=== Description of the task ===
Transcribe the records below exactly as they appear.

Figure record extracts:
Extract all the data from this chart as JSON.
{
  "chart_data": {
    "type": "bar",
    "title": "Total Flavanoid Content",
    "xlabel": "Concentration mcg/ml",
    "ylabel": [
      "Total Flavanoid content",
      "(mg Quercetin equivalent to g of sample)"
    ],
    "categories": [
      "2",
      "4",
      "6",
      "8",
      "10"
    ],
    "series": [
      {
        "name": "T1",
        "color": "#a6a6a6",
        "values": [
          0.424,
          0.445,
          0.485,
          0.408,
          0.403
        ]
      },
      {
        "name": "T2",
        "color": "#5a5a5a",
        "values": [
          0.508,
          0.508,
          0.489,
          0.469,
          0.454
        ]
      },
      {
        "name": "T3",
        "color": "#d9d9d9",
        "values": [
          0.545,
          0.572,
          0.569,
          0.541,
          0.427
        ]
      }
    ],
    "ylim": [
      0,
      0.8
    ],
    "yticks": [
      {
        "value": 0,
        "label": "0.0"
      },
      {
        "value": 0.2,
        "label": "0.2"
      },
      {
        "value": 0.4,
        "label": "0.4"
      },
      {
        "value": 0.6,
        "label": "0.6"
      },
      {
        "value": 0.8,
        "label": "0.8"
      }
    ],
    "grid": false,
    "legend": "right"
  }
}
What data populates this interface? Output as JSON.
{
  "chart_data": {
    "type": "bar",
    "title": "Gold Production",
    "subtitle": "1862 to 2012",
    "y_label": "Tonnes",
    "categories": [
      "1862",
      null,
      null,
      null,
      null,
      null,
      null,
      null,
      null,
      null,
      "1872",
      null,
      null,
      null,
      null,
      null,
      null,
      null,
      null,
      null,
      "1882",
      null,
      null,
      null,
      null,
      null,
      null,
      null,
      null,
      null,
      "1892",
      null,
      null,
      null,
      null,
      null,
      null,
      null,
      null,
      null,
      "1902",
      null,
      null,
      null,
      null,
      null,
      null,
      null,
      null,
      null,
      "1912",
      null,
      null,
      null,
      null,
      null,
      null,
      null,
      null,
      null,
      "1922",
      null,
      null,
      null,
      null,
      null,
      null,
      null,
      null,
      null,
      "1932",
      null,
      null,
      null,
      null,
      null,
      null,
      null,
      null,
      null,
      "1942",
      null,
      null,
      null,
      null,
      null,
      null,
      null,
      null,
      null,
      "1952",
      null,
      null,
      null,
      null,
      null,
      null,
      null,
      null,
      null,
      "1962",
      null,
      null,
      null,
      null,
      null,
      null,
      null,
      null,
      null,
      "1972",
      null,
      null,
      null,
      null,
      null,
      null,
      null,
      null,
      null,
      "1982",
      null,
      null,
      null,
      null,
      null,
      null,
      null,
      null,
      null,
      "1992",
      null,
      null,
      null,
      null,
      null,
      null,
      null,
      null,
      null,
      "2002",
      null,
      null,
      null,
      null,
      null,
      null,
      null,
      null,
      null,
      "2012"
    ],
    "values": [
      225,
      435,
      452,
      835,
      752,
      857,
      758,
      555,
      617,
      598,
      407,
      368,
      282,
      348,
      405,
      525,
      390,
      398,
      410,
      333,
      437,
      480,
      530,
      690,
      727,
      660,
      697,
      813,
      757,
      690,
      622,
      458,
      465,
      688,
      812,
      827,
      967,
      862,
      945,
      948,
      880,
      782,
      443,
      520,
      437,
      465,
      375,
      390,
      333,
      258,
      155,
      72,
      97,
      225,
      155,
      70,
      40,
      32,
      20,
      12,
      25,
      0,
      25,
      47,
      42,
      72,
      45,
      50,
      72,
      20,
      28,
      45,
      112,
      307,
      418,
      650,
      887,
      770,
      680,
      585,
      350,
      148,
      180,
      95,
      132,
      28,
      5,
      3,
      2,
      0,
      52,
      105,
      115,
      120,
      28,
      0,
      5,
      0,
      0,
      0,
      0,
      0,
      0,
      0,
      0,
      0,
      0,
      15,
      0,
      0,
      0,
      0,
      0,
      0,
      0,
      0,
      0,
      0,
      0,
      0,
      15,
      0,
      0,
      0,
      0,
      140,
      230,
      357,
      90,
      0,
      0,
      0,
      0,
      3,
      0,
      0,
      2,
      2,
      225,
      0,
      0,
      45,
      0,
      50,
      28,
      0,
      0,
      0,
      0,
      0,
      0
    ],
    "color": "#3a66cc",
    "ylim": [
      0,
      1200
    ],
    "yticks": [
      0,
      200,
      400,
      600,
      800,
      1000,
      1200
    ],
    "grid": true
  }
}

=== Finished exercise ===
Extract all the data from this chart as JSON.
{
  "chart_data": {
    "type": "bar",
    "title": "Total Flavanoid Content",
    "xlabel": "Concentration mcg/ml",
    "ylabel": [
      "Total Flavanoid content",
      "(mg Quercetin equivalent to g of sample)"
    ],
    "categories": [
      "2",
      "4",
      "6",
      "8",
      "10"
    ],
    "series": [
      {
        "name": "T1",
        "color": "#a6a6a6",
        "values": [
          0.424,
          0.445,
          0.485,
          0.408,
          0.403
        ]
      },
      {
        "name": "T2",
        "color": "#5a5a5a",
        "values": [
          0.508,
          0.508,
          0.489,
          0.469,
          0.454
        ]
      },
      {
        "name": "T3",
        "color": "#d9d9d9",
        "values": [
          0.545,
          0.572,
          0.569,
          0.541,
          0.427
        ]
      }
    ],
    "ylim": [
      0,
      0.8
    ],
    "yticks": [
      {
        "value": 0,
        "label": "0.0"
      },
      {
        "value": 0.2,
        "label": "0.2"
      },
      {
        "value": 0.4,
        "label": "0.4"
      },
      {
        "value": 0.6,
        "label": "0.6"
      },
      {
        "value": 0.8,
        "label": "0.8"
      }
    ],
    "grid": false,
    "legend": "right"
  }
}
What data populates this interface? Output as JSON.
{
  "chart_data": {
    "type": "bar",
    "title": "Gold Production",
    "subtitle": "1862 to 2012",
    "y_label": "Tonnes",
    "categories": [
      "1862",
      null,
      null,
      null,
      null,
      null,
      null,
      null,
      null,
      null,
      "1872",
      null,
      null,
      null,
      null,
      null,
      null,
      null,
      null,
      null,
      "1882",
      null,
      null,
      null,
      null,
      null,
      null,
      null,
      null,
      null,
      "1892",
      null,
      null,
      null,
      null,
      null,
      null,
      null,
      null,
      null,
      "1902",
      null,
      null,
      null,
      null,
      null,
      null,
      null,
      null,
      null,
      "1912",
      null,
      null,
      null,
      null,
      null,
      null,
      null,
      null,
      null,
      "1922",
      null,
      null,
      null,
      null,
      null,
      null,
      null,
      null,
      null,
      "1932",
      null,
      null,
      null,
      null,
      null,
      null,
      null,
      null,
      null,
      "1942",
      null,
      null,
      null,
      null,
      null,
      null,
      null,
      null,
      null,
      "1952",
      null,
      null,
      null,
      null,
      null,
      null,
      null,
      null,
      null,
      "1962",
      null,
      null,
      null,
      null,
      null,
      null,
      null,
      null,
      null,
      "1972",
      null,
      null,
      null,
      null,
      null,
      null,
      null,
      null,
      null,
      "1982",
      null,
      null,
      null,
      null,
      null,
      null,
      null,
      null,
      null,
      "1992",
      null,
      null,
      null,
      null,
      null,
      null,
      null,
      null,
      null,
      "2002",
      null,
      null,
      null,
      null,
      null,
      null,
      null,
      null,
      null,
      "2012"
    ],
    "values": [
      225,
      435,
      452,
      835,
      752,
      857,
      758,
      555,
      617,
      598,
      407,
      368,
      282,
      348,
      405,
      525,
      390,
      398,
      410,
      333,
      437,
      480,
      530,
      690,
      727,
      660,
      697,
      813,
      757,
      690,
      622,
      458,
      465,
      688,
      812,
      827,
      967,
      862,
      945,
      948,
      880,
      782,
      443,
      520,
      437,
      465,
      375,
      390,
      333,
      258,
      155,
      72,
      97,
      225,
      155,
      70,
      40,
      32,
      20,
      12,
      25,
      0,
      25,
      47,
      42,
      72,
      45,
      50,
      72,
      20,
      28,
      45,
      112,
      307,
      418,
      650,
      887,
      770,
      680,
      585,
      350,
      148,
      180,
      95,
      132,
      28,
      5,
      3,
      2,
      0,
      52,
      105,
      115,
      120,
      28,
      0,
      5,
      0,
      0,
      0,
      0,
      0,
      0,
      0,
      0,
      0,
      0,
      15,
      0,
      0,
      0,
      0,
      0,
      0,
      0,
      0,
      0,
      0,
      0,
      0,
      15,
      0,
      0,
      0,
      0,
      140,
      230,
      357,
      90,
      0,
      0,
      0,
      0,
      3,
      0,
      0,
      2,
      2,
      225,
      0,
      0,
      45,
      0,
      50,
      28,
      0,
      0,
      0,
      0,
      0,
      0
    ],
    "color": "#3a66cc",
    "ylim": [
      0,
      1200
    ],
    "yticks": [
      0,
      200,
      400,
      600,
      800,
      1000,
      1200
    ],
    "grid": true
  }
}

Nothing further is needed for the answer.